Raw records
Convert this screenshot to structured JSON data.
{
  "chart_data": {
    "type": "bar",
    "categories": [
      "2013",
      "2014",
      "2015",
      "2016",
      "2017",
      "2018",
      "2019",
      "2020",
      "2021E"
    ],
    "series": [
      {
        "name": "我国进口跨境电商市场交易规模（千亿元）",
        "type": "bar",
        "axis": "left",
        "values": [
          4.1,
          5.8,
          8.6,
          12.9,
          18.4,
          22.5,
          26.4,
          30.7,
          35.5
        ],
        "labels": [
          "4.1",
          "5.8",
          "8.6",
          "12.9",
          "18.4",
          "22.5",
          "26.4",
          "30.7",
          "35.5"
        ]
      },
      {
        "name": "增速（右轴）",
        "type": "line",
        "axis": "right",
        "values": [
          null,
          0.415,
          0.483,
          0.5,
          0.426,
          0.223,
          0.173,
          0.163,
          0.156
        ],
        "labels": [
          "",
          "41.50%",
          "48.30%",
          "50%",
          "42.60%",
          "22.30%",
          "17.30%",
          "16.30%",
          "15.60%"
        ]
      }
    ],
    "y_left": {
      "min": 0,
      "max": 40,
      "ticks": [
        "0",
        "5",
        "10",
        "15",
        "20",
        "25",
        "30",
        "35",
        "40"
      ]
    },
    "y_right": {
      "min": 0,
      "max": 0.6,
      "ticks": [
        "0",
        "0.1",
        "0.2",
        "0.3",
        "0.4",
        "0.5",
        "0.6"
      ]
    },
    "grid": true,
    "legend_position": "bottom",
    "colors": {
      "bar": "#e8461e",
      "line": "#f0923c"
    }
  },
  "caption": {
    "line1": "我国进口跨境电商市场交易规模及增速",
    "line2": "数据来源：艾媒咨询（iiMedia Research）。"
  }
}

■ OBJECTIVE: The lines above should be duplicated exactly.

■ OUTPUT:
Convert this screenshot to structured JSON data.
{
  "chart_data": {
    "type": "bar",
    "categories": [
      "2013",
      "2014",
      "2015",
      "2016",
      "2017",
      "2018",
      "2019",
      "2020",
      "2021E"
    ],
    "series": [
      {
        "name": "我国进口跨境电商市场交易规模（千亿元）",
        "type": "bar",
        "axis": "left",
        "values": [
          4.1,
          5.8,
          8.6,
          12.9,
          18.4,
          22.5,
          26.4,
          30.7,
          35.5
        ],
        "labels": [
          "4.1",
          "5.8",
          "8.6",
          "12.9",
          "18.4",
          "22.5",
          "26.4",
          "30.7",
          "35.5"
        ]
      },
      {
        "name": "增速（右轴）",
        "type": "line",
        "axis": "right",
        "values": [
          null,
          0.415,
          0.483,
          0.5,
          0.426,
          0.223,
          0.173,
          0.163,
          0.156
        ],
        "labels": [
          "",
          "41.50%",
          "48.30%",
          "50%",
          "42.60%",
          "22.30%",
          "17.30%",
          "16.30%",
          "15.60%"
        ]
      }
    ],
    "y_left": {
      "min": 0,
      "max": 40,
      "ticks": [
        "0",
        "5",
        "10",
        "15",
        "20",
        "25",
        "30",
        "35",
        "40"
      ]
    },
    "y_right": {
      "min": 0,
      "max": 0.6,
      "ticks": [
        "0",
        "0.1",
        "0.2",
        "0.3",
        "0.4",
        "0.5",
        "0.6"
      ]
    },
    "grid": true,
    "legend_position": "bottom",
    "colors": {
      "bar": "#e8461e",
      "line": "#f0923c"
    }
  },
  "caption": {
    "line1": "我国进口跨境电商市场交易规模及增速",
    "line2": "数据来源：艾媒咨询（iiMedia Research）。"
  }
}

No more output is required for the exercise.